----- Extracted entries
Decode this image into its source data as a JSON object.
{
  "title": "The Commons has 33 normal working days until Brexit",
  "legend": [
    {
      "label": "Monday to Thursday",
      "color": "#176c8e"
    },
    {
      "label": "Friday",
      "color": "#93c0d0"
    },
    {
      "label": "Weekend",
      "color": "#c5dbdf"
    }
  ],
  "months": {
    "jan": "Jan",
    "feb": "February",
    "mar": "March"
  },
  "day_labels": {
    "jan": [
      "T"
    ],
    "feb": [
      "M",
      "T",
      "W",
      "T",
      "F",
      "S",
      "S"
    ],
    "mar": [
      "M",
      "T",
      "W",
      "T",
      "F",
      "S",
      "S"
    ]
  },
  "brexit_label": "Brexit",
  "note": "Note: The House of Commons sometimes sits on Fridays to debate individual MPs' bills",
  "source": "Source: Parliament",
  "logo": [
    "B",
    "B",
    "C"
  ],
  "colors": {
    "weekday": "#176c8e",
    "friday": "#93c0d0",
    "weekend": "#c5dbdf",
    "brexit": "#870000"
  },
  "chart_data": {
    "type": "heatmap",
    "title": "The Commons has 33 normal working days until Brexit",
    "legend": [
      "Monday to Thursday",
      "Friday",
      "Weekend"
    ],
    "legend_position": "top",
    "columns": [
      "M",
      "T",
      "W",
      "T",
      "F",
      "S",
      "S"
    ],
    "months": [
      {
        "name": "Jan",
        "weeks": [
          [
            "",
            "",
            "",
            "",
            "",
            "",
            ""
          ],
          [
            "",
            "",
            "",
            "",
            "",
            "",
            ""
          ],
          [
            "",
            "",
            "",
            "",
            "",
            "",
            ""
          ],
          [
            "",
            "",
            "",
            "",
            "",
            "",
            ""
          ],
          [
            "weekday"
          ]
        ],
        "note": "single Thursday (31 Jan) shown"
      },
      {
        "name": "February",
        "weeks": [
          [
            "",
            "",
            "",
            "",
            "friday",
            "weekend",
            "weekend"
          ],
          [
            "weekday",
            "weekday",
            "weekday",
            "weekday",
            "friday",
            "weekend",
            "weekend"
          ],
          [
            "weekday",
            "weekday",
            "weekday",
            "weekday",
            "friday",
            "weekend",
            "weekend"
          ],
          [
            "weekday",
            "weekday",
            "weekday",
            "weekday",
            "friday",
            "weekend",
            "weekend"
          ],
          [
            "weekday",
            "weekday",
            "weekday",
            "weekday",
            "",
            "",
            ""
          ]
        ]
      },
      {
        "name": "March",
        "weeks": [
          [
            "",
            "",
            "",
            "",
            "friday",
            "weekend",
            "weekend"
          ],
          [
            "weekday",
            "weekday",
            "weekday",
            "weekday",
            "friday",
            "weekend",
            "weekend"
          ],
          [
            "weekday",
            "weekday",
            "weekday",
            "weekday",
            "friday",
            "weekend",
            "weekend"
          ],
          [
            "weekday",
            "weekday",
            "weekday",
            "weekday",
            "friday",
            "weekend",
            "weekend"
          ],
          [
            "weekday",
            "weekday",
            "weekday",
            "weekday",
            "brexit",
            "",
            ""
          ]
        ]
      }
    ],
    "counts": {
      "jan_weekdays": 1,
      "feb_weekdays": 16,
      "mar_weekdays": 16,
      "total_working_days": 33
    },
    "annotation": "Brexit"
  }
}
----------
» **Stated exercise**
Write out the whole listing again, exactly as it stands.

» **Reply to the task**
Decode this image into its source data as a JSON object.
{
  "title": "The Commons has 33 normal working days until Brexit",
  "legend": [
    {
      "label": "Monday to Thursday",
      "color": "#176c8e"
    },
    {
      "label": "Friday",
      "color": "#93c0d0"
    },
    {
      "label": "Weekend",
      "color": "#c5dbdf"
    }
  ],
  "months": {
    "jan": "Jan",
    "feb": "February",
    "mar": "March"
  },
  "day_labels": {
    "jan": [
      "T"
    ],
    "feb": [
      "M",
      "T",
      "W",
      "T",
      "F",
      "S",
      "S"
    ],
    "mar": [
      "M",
      "T",
      "W",
      "T",
      "F",
      "S",
      "S"
    ]
  },
  "brexit_label": "Brexit",
  "note": "Note: The House of Commons sometimes sits on Fridays to debate individual MPs' bills",
  "source": "Source: Parliament",
  "logo": [
    "B",
    "B",
    "C"
  ],
  "colors": {
    "weekday": "#176c8e",
    "friday": "#93c0d0",
    "weekend": "#c5dbdf",
    "brexit": "#870000"
  },
  "chart_data": {
    "type": "heatmap",
    "title": "The Commons has 33 normal working days until Brexit",
    "legend": [
      "Monday to Thursday",
      "Friday",
      "Weekend"
    ],
    "legend_position": "top",
    "columns": [
      "M",
      "T",
      "W",
      "T",
      "F",
      "S",
      "S"
    ],
    "months": [
      {
        "name": "Jan",
        "weeks": [
          [
            "",
            "",
            "",
            "",
            "",
            "",
            ""
          ],
          [
            "",
            "",
            "",
            "",
            "",
            "",
            ""
          ],
          [
            "",
            "",
            "",
            "",
            "",
            "",
            ""
          ],
          [
            "",
            "",
            "",
            "",
            "",
            "",
            ""
          ],
          [
            "weekday"
          ]
        ],
        "note": "single Thursday (31 Jan) shown"
      },
      {
        "name": "February",
        "weeks": [
          [
            "",
            "",
            "",
            "",
            "friday",
            "weekend",
            "weekend"
          ],
          [
            "weekday",
            "weekday",
            "weekday",
            "weekday",
            "friday",
            "weekend",
            "weekend"
          ],
          [
            "weekday",
            "weekday",
            "weekday",
            "weekday",
            "friday",
            "weekend",
            "weekend"
          ],
          [
            "weekday",
            "weekday",
            "weekday",
            "weekday",
            "friday",
            "weekend",
            "weekend"
          ],
          [
            "weekday",
            "weekday",
            "weekday",
            "weekday",
            "",
            "",
            ""
          ]
        ]
      },
      {
        "name": "March",
        "weeks": [
          [
            "",
            "",
            "",
            "",
            "friday",
            "weekend",
            "weekend"
          ],
          [
            "weekday",
            "weekday",
            "weekday",
            "weekday",
            "friday",
            "weekend",
            "weekend"
          ],
          [
            "weekday",
            "weekday",
            "weekday",
            "weekday",
            "friday",
            "weekend",
            "weekend"
          ],
          [
            "weekday",
            "weekday",
            "weekday",
            "weekday",
            "friday",
            "weekend",
            "weekend"
          ],
          [
            "weekday",
            "weekday",
            "weekday",
            "weekday",
            "brexit",
            "",
            ""
          ]
        ]
      }
    ],
    "counts": {
      "jan_weekdays": 1,
      "feb_weekdays": 16,
      "mar_weekdays": 16,
      "total_working_days": 33
    },
    "annotation": "Brexit"
  }
}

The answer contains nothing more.